#### What the exercise asks:
Will you extract the entries word for word? Images should not appear in the copy.

#### Data extract:

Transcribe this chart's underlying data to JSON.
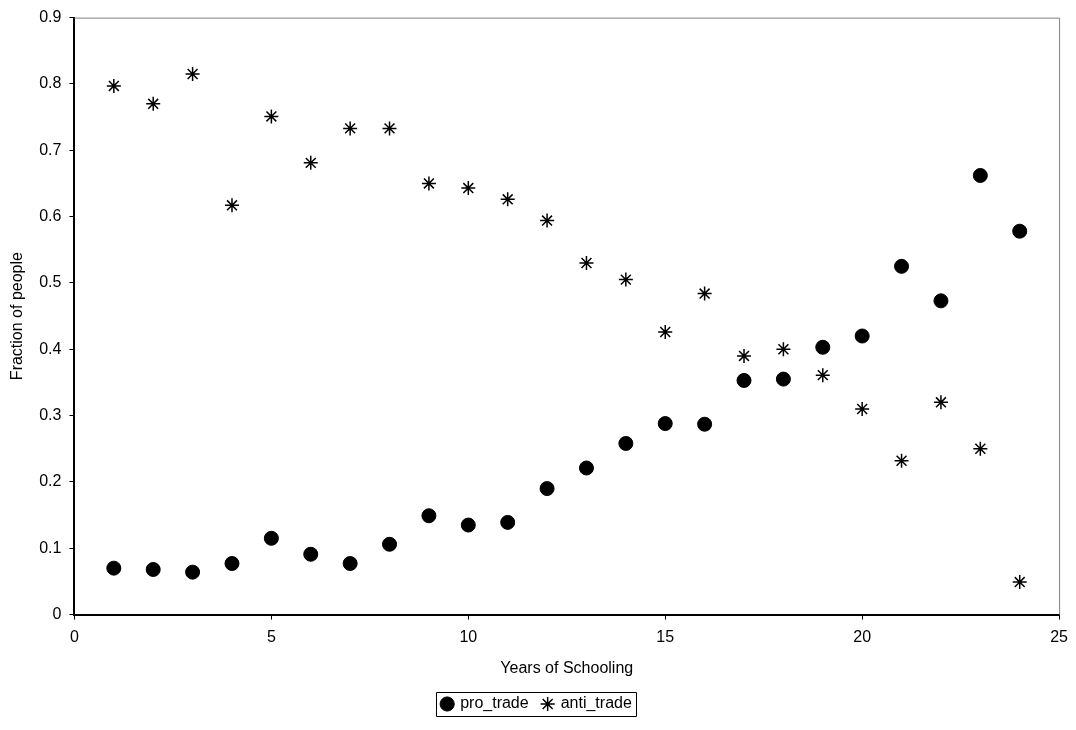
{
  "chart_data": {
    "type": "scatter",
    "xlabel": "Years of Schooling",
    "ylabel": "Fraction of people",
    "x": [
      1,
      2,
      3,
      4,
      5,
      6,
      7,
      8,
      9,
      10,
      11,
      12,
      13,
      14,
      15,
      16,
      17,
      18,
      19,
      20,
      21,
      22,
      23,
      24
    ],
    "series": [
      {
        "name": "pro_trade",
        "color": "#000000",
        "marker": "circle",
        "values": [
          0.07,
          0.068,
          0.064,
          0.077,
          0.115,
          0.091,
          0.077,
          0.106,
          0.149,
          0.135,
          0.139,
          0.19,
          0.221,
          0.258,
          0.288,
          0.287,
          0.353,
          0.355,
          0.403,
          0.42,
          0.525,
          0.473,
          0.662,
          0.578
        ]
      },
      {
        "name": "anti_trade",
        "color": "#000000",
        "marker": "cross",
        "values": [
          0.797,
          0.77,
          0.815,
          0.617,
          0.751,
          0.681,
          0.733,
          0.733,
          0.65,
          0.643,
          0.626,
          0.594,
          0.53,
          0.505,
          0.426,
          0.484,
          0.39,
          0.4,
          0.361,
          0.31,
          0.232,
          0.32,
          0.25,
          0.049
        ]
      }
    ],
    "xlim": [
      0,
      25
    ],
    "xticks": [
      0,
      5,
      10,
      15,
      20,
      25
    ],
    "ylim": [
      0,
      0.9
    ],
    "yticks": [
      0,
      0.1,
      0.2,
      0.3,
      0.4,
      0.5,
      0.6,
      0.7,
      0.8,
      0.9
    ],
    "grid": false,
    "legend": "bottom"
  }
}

#### Solution to the exercise:
Transcribe this chart's underlying data to JSON.
{
  "chart_data": {
    "type": "scatter",
    "xlabel": "Years of Schooling",
    "ylabel": "Fraction of people",
    "x": [
      1,
      2,
      3,
      4,
      5,
      6,
      7,
      8,
      9,
      10,
      11,
      12,
      13,
      14,
      15,
      16,
      17,
      18,
      19,
      20,
      21,
      22,
      23,
      24
    ],
    "series": [
      {
        "name": "pro_trade",
        "color": "#000000",
        "marker": "circle",
        "values": [
          0.07,
          0.068,
          0.064,
          0.077,
          0.115,
          0.091,
          0.077,
          0.106,
          0.149,
          0.135,
          0.139,
          0.19,
          0.221,
          0.258,
          0.288,
          0.287,
          0.353,
          0.355,
          0.403,
          0.42,
          0.525,
          0.473,
          0.662,
          0.578
        ]
      },
      {
        "name": "anti_trade",
        "color": "#000000",
        "marker": "cross",
        "values": [
          0.797,
          0.77,
          0.815,
          0.617,
          0.751,
          0.681,
          0.733,
          0.733,
          0.65,
          0.643,
          0.626,
          0.594,
          0.53,
          0.505,
          0.426,
          0.484,
          0.39,
          0.4,
          0.361,
          0.31,
          0.232,
          0.32,
          0.25,
          0.049
        ]
      }
    ],
    "xlim": [
      0,
      25
    ],
    "xticks": [
      0,
      5,
      10,
      15,
      20,
      25
    ],
    "ylim": [
      0,
      0.9
    ],
    "yticks": [
      0,
      0.1,
      0.2,
      0.3,
      0.4,
      0.5,
      0.6,
      0.7,
      0.8,
      0.9
    ],
    "grid": false,
    "legend": "bottom"
  }
}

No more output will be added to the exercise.